» Objective
Extract every line of the material that holds the string "Random".
--- The input ---
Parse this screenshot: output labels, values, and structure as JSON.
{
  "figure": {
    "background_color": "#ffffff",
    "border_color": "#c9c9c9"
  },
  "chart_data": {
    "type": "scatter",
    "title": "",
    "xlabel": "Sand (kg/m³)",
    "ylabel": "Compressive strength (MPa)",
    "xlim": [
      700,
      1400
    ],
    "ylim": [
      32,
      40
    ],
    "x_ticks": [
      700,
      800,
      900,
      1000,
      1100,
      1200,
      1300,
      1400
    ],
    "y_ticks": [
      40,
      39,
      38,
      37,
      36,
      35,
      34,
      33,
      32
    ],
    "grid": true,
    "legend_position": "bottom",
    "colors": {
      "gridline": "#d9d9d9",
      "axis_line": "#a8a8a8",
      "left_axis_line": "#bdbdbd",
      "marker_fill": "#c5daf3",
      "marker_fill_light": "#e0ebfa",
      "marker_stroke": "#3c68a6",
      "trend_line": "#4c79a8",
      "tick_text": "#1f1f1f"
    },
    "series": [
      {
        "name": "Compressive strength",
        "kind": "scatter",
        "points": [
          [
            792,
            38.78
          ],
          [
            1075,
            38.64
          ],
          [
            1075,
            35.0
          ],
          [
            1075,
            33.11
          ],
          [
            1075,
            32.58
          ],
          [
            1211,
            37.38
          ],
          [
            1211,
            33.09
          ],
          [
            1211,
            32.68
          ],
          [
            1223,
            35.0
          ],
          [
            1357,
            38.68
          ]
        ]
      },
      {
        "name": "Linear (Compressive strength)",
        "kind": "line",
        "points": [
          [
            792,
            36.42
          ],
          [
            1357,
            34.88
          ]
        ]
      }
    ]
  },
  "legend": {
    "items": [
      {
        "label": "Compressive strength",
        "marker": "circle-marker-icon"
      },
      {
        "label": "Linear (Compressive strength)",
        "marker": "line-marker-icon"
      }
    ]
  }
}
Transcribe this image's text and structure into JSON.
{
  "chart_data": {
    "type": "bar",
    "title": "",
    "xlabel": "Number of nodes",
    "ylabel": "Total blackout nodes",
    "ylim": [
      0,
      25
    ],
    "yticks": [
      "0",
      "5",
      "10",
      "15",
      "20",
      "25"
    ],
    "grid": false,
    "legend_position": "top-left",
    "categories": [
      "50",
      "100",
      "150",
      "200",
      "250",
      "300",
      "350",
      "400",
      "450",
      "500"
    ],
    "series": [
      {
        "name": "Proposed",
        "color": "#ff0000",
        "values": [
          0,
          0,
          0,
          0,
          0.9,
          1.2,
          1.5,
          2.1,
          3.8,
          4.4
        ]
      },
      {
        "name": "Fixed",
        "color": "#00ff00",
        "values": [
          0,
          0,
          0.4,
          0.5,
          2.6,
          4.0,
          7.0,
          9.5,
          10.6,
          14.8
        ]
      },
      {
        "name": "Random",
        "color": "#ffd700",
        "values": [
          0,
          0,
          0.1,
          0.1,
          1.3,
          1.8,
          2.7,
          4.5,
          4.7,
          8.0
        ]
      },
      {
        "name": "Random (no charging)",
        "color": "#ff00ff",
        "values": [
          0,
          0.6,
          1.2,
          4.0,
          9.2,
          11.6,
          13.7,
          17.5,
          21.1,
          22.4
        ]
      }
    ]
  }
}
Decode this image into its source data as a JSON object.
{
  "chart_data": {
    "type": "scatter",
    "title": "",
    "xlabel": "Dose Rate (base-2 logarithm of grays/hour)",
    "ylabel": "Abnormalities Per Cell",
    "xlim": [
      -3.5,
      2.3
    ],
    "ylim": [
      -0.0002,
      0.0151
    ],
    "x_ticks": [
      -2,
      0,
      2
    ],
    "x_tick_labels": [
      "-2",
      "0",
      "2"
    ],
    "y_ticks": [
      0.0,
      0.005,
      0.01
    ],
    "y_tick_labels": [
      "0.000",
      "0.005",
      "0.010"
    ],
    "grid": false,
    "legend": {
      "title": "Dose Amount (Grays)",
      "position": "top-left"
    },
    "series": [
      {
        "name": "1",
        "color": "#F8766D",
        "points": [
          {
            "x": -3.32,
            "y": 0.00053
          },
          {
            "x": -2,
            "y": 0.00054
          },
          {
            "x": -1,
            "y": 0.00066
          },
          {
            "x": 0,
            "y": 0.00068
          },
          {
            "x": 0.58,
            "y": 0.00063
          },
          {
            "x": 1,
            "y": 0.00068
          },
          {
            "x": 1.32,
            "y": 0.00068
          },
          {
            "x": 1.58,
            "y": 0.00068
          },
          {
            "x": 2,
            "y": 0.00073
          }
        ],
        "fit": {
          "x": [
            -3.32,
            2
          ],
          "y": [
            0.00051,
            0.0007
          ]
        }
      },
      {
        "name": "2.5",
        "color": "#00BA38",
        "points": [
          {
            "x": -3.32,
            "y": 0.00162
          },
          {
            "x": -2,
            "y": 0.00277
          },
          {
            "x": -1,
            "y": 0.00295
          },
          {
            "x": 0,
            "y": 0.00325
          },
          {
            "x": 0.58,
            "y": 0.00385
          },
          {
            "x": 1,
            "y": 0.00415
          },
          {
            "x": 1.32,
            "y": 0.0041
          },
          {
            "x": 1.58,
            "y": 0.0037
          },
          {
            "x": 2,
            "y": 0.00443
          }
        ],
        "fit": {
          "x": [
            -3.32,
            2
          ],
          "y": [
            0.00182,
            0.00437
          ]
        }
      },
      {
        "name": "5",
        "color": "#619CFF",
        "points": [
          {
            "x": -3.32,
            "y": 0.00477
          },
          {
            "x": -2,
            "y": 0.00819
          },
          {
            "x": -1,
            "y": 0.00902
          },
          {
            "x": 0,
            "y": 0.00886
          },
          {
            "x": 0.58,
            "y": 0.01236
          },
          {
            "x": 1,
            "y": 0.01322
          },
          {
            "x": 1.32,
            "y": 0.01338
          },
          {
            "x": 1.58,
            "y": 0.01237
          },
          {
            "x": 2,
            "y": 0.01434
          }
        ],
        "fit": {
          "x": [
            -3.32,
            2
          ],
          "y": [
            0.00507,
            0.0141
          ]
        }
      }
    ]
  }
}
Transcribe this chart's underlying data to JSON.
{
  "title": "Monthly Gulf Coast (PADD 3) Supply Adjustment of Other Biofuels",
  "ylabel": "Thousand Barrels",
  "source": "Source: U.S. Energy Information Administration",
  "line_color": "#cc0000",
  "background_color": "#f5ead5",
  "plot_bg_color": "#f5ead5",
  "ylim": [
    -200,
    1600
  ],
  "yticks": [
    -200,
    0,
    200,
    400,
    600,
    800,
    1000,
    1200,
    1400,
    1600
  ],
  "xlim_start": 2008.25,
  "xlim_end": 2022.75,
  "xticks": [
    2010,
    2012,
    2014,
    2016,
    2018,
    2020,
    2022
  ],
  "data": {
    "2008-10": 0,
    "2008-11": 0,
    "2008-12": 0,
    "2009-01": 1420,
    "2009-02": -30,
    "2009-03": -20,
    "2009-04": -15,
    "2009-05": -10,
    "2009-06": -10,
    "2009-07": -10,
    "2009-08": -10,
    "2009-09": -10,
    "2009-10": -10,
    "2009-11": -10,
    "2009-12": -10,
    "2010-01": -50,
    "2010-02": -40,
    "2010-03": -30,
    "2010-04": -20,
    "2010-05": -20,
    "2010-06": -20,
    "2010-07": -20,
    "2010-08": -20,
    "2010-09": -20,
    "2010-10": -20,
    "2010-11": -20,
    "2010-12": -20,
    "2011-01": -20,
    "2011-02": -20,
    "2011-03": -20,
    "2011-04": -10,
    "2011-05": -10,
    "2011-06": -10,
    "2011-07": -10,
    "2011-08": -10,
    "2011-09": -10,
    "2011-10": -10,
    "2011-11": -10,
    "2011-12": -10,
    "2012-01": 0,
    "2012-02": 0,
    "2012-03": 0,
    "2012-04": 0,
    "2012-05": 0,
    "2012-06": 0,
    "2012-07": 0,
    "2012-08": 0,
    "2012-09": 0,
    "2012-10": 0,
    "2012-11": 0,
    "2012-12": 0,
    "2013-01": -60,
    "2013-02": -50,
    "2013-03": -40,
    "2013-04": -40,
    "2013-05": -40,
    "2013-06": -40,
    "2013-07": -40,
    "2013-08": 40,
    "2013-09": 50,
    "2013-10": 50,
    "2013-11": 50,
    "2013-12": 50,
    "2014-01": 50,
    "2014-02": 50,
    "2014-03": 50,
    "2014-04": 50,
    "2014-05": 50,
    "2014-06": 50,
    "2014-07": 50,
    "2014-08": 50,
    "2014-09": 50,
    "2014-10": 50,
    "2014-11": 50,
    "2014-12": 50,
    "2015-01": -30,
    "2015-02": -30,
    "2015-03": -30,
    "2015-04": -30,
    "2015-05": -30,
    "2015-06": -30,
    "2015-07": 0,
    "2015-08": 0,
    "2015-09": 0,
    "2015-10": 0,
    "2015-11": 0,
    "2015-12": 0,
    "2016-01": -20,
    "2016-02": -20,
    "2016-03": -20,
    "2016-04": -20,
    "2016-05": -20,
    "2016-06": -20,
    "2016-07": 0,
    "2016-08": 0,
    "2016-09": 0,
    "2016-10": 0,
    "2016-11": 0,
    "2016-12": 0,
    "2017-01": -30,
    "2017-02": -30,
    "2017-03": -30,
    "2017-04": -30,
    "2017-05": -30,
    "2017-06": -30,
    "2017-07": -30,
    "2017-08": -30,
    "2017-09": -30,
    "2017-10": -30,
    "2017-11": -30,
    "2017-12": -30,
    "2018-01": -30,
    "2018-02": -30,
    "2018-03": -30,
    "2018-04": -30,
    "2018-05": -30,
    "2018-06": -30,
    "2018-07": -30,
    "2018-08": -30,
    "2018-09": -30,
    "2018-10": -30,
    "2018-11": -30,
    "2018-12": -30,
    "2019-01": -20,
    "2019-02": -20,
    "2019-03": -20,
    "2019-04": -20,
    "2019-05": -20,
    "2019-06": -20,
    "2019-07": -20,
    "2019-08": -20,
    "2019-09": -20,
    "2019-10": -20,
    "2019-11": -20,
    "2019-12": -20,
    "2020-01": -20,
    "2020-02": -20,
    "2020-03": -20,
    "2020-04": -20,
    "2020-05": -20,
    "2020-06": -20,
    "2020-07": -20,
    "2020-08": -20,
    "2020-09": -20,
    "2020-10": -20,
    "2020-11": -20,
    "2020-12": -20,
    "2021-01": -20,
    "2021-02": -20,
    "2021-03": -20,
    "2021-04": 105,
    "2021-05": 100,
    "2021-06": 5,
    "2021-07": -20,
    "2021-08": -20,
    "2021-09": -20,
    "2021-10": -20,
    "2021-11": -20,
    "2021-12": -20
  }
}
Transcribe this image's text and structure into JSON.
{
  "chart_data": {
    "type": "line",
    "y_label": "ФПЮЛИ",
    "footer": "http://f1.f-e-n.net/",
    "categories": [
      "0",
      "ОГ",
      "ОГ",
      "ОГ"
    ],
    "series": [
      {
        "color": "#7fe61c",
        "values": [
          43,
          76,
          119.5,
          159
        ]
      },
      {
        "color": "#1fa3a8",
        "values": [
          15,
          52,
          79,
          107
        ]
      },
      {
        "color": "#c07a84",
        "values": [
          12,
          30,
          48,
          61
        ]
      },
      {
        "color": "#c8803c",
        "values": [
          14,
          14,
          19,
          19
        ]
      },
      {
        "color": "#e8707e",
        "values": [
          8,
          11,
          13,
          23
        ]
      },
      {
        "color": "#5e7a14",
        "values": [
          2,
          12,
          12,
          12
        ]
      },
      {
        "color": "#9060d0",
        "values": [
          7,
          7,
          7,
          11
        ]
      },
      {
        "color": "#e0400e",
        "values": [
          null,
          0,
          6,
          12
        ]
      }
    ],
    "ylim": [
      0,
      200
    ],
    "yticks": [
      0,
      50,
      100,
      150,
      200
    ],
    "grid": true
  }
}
---
» The answer
        "name": "Random",
        "name": "Random (no charging)",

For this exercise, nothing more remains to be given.